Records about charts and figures

┄┄┄┄┄┄

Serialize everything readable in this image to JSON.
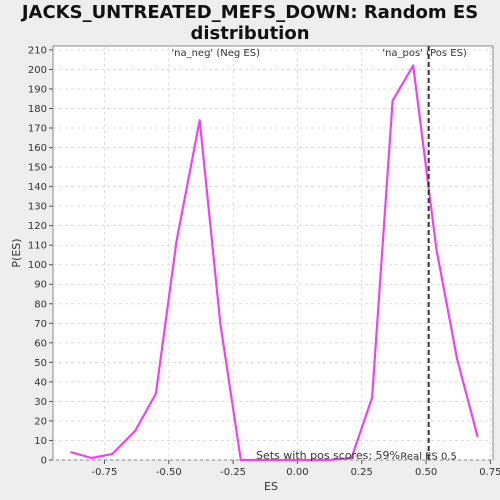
{
  "chart_data": {
    "type": "line",
    "title": "JACKS_UNTREATED_MEFS_DOWN: Random ES\ndistribution",
    "xlabel": "ES",
    "ylabel": "P(ES)",
    "xlim": [
      -0.95,
      0.76
    ],
    "ylim": [
      0,
      212
    ],
    "x_ticks": [
      -0.75,
      -0.5,
      -0.25,
      0.0,
      0.25,
      0.5,
      0.75
    ],
    "x_tick_labels": [
      "-0.75",
      "-0.50",
      "-0.25",
      "0.00",
      "0.25",
      "0.50",
      "0.75"
    ],
    "y_ticks": [
      0,
      10,
      20,
      30,
      40,
      50,
      60,
      70,
      80,
      90,
      100,
      110,
      120,
      130,
      140,
      150,
      160,
      170,
      180,
      190,
      200,
      210
    ],
    "grid": true,
    "series": [
      {
        "x": [
          -0.88,
          -0.8,
          -0.72,
          -0.63,
          -0.55,
          -0.47,
          -0.38,
          -0.3,
          -0.22,
          -0.13,
          -0.05,
          0.04,
          0.12,
          0.21,
          0.29,
          0.37,
          0.45,
          0.54,
          0.62,
          0.7
        ],
        "y": [
          4,
          1,
          3,
          15,
          34,
          112,
          174,
          70,
          0,
          0,
          0,
          0,
          0,
          1,
          32,
          184,
          202,
          108,
          52,
          12
        ],
        "color": "#ee44ee"
      }
    ],
    "annotations": [
      {
        "text": "'na_neg' (Neg ES)",
        "x": -0.49,
        "y": 207,
        "color": "#3333bb"
      },
      {
        "text": "'na_pos' (Pos ES)",
        "x": 0.33,
        "y": 207,
        "color": "#dd3333"
      }
    ],
    "reference_line": {
      "x": 0.51,
      "label": "Real ES 0.5",
      "color": "#333333"
    },
    "footnote": "Sets with pos scores: 59%"
  }
}
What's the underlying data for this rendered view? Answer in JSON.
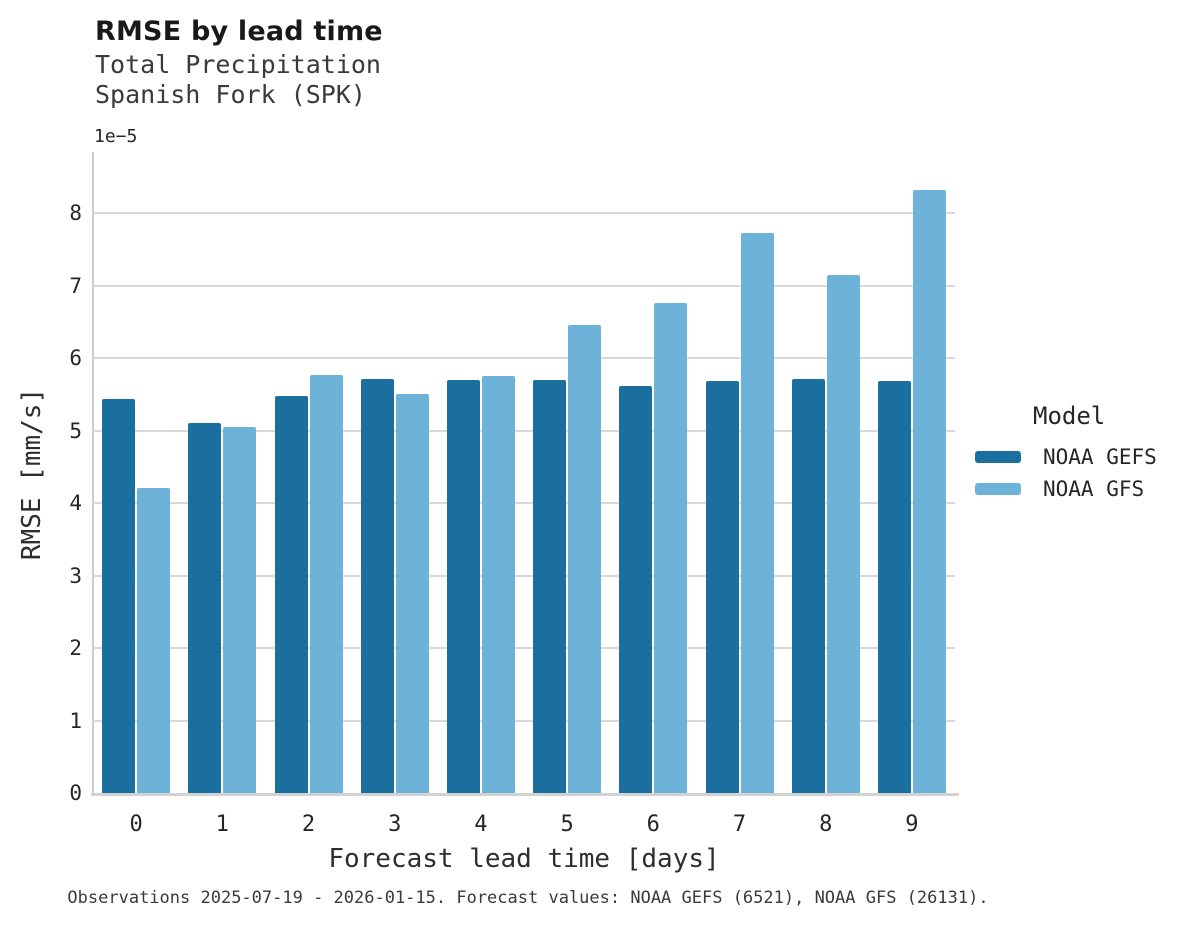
{
  "chart_data": {
    "type": "bar",
    "title": "RMSE by lead time",
    "subtitle": [
      "Total Precipitation",
      "Spanish Fork (SPK)"
    ],
    "xlabel": "Forecast lead time [days]",
    "ylabel": "RMSE [mm/s]",
    "y_offset_label": "1e−5",
    "categories": [
      "0",
      "1",
      "2",
      "3",
      "4",
      "5",
      "6",
      "7",
      "8",
      "9"
    ],
    "series": [
      {
        "name": "NOAA GEFS",
        "color": "#1a6f9e",
        "values": [
          5.44,
          5.1,
          5.48,
          5.71,
          5.7,
          5.7,
          5.62,
          5.68,
          5.71,
          5.68
        ]
      },
      {
        "name": "NOAA GFS",
        "color": "#6cb2d9",
        "values": [
          4.21,
          5.05,
          5.77,
          5.51,
          5.75,
          6.45,
          6.76,
          7.72,
          7.15,
          8.32
        ]
      }
    ],
    "ylim": [
      0,
      8.8
    ],
    "yticks": [
      0,
      1,
      2,
      3,
      4,
      5,
      6,
      7,
      8
    ],
    "grid": true,
    "legend": {
      "title": "Model",
      "position": "right"
    },
    "caption": "Observations 2025-07-19 - 2026-01-15. Forecast values: NOAA GEFS (6521), NOAA GFS (26131)."
  },
  "colors": {
    "gefs": "#1a6f9e",
    "gfs": "#6cb2d9",
    "gridline": "#d9d9d9",
    "spine": "#cccccc"
  }
}
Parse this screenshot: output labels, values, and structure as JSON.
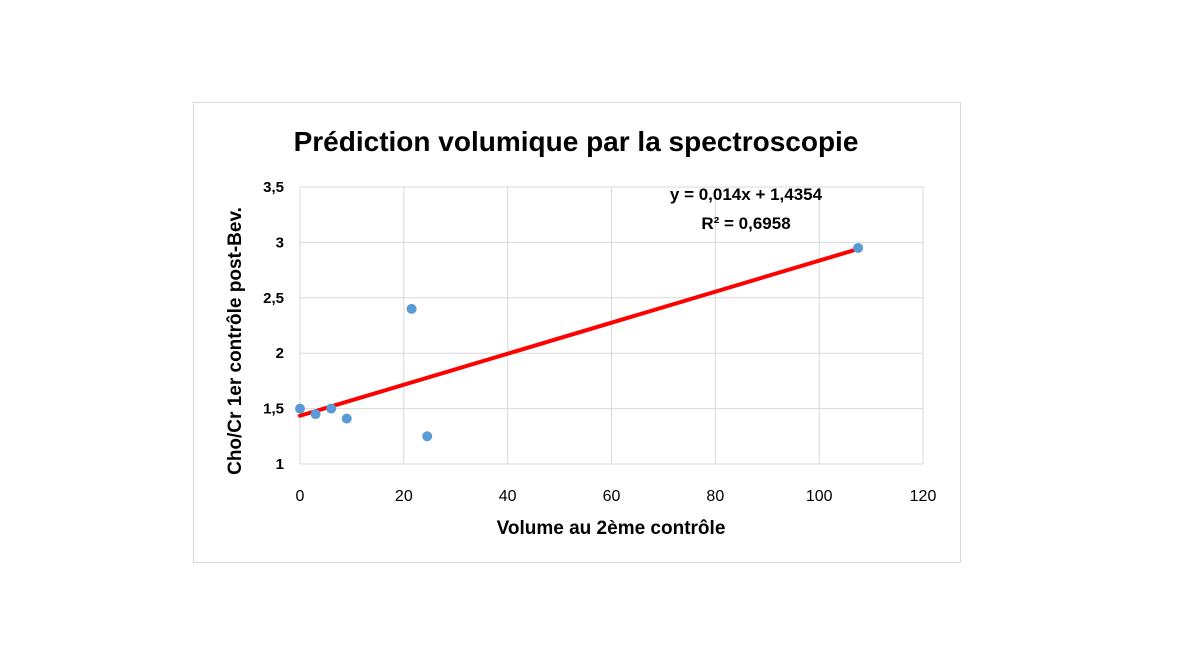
{
  "chart_data": {
    "type": "scatter",
    "title": "Prédiction volumique  par la spectroscopie",
    "xlabel": "Volume au 2ème contrôle",
    "ylabel": "Cho/Cr  1er contrôle post-Bev.",
    "xlim": [
      0,
      120
    ],
    "ylim": [
      1,
      3.5
    ],
    "x_ticks": [
      "0",
      "20",
      "40",
      "60",
      "80",
      "100",
      "120"
    ],
    "y_ticks": [
      "1",
      "1,5",
      "2",
      "2,5",
      "3",
      "3,5"
    ],
    "grid": true,
    "points": [
      {
        "x": 0,
        "y": 1.5
      },
      {
        "x": 3,
        "y": 1.45
      },
      {
        "x": 6,
        "y": 1.5
      },
      {
        "x": 9,
        "y": 1.41
      },
      {
        "x": 21.5,
        "y": 2.4
      },
      {
        "x": 24.5,
        "y": 1.25
      },
      {
        "x": 107.5,
        "y": 2.95
      }
    ],
    "trendline": {
      "type": "linear",
      "slope": 0.014,
      "intercept": 1.4354,
      "x_range": [
        0,
        107.5
      ],
      "equation": "y = 0,014x + 1,4354",
      "r_squared": "R² = 0,6958"
    },
    "colors": {
      "points": "#5b9bd5",
      "trendline": "#ff0000",
      "grid": "#d9d9d9"
    }
  }
}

┄┄┄┄┄┄

= Work to do =
Return each line of the data, keeping its wording exact and omitting pictures.

= Solution below =
Serialize everything readable in this image to JSON.
{
  "chart_data": {
    "type": "line",
    "title": "JACKS_UNTREATED_MEFS_DOWN: Random ES\ndistribution",
    "xlabel": "ES",
    "ylabel": "P(ES)",
    "xlim": [
      -0.95,
      0.76
    ],
    "ylim": [
      0,
      212
    ],
    "x_ticks": [
      -0.75,
      -0.5,
      -0.25,
      0.0,
      0.25,
      0.5,
      0.75
    ],
    "x_tick_labels": [
      "-0.75",
      "-0.50",
      "-0.25",
      "0.00",
      "0.25",
      "0.50",
      "0.75"
    ],
    "y_ticks": [
      0,
      10,
      20,
      30,
      40,
      50,
      60,
      70,
      80,
      90,
      100,
      110,
      120,
      130,
      140,
      150,
      160,
      170,
      180,
      190,
      200,
      210
    ],
    "grid": true,
    "series": [
      {
        "x": [
          -0.88,
          -0.8,
          -0.72,
          -0.63,
          -0.55,
          -0.47,
          -0.38,
          -0.3,
          -0.22,
          -0.13,
          -0.05,
          0.04,
          0.12,
          0.21,
          0.29,
          0.37,
          0.45,
          0.54,
          0.62,
          0.7
        ],
        "y": [
          4,
          1,
          3,
          15,
          34,
          112,
          174,
          70,
          0,
          0,
          0,
          0,
          0,
          1,
          32,
          184,
          202,
          108,
          52,
          12
        ],
        "color": "#ee44ee"
      }
    ],
    "annotations": [
      {
        "text": "'na_neg' (Neg ES)",
        "x": -0.49,
        "y": 207,
        "color": "#3333bb"
      },
      {
        "text": "'na_pos' (Pos ES)",
        "x": 0.33,
        "y": 207,
        "color": "#dd3333"
      }
    ],
    "reference_line": {
      "x": 0.51,
      "label": "Real ES 0.5",
      "color": "#333333"
    },
    "footnote": "Sets with pos scores: 59%"
  }
}
What's the underlying data for this rendered view? Answer in JSON.
{
  "chart_data": {
    "type": "bar",
    "title": "RMSE by lead time",
    "subtitle": [
      "Total Precipitation",
      "Spanish Fork (SPK)"
    ],
    "xlabel": "Forecast lead time [days]",
    "ylabel": "RMSE [mm/s]",
    "y_offset_label": "1e−5",
    "categories": [
      "0",
      "1",
      "2",
      "3",
      "4",
      "5",
      "6",
      "7",
      "8",
      "9"
    ],
    "series": [
      {
        "name": "NOAA GEFS",
        "color": "#1a6f9e",
        "values": [
          5.44,
          5.1,
          5.48,
          5.71,
          5.7,
          5.7,
          5.62,
          5.68,
          5.71,
          5.68
        ]
      },
      {
        "name": "NOAA GFS",
        "color": "#6cb2d9",
        "values": [
          4.21,
          5.05,
          5.77,
          5.51,
          5.75,
          6.45,
          6.76,
          7.72,
          7.15,
          8.32
        ]
      }
    ],
    "ylim": [
      0,
      8.8
    ],
    "yticks": [
      0,
      1,
      2,
      3,
      4,
      5,
      6,
      7,
      8
    ],
    "grid": true,
    "legend": {
      "title": "Model",
      "position": "right"
    },
    "caption": "Observations 2025-07-19 - 2026-01-15. Forecast values: NOAA GEFS (6521), NOAA GFS (26131)."
  },
  "colors": {
    "gefs": "#1a6f9e",
    "gfs": "#6cb2d9",
    "gridline": "#d9d9d9",
    "spine": "#cccccc"
  }
}
Parse this screenshot: output labels, values, and structure as JSON.
{
  "chart_data": {
    "type": "scatter",
    "title": "Prédiction volumique  par la spectroscopie",
    "xlabel": "Volume au 2ème contrôle",
    "ylabel": "Cho/Cr  1er contrôle post-Bev.",
    "xlim": [
      0,
      120
    ],
    "ylim": [
      1,
      3.5
    ],
    "x_ticks": [
      "0",
      "20",
      "40",
      "60",
      "80",
      "100",
      "120"
    ],
    "y_ticks": [
      "1",
      "1,5",
      "2",
      "2,5",
      "3",
      "3,5"
    ],
    "grid": true,
    "points": [
      {
        "x": 0,
        "y": 1.5
      },
      {
        "x": 3,
        "y": 1.45
      },
      {
        "x": 6,
        "y": 1.5
      },
      {
        "x": 9,
        "y": 1.41
      },
      {
        "x": 21.5,
        "y": 2.4
      },
      {
        "x": 24.5,
        "y": 1.25
      },
      {
        "x": 107.5,
        "y": 2.95
      }
    ],
    "trendline": {
      "type": "linear",
      "slope": 0.014,
      "intercept": 1.4354,
      "x_range": [
        0,
        107.5
      ],
      "equation": "y = 0,014x + 1,4354",
      "r_squared": "R² = 0,6958"
    },
    "colors": {
      "points": "#5b9bd5",
      "trendline": "#ff0000",
      "grid": "#d9d9d9"
    }
  }
}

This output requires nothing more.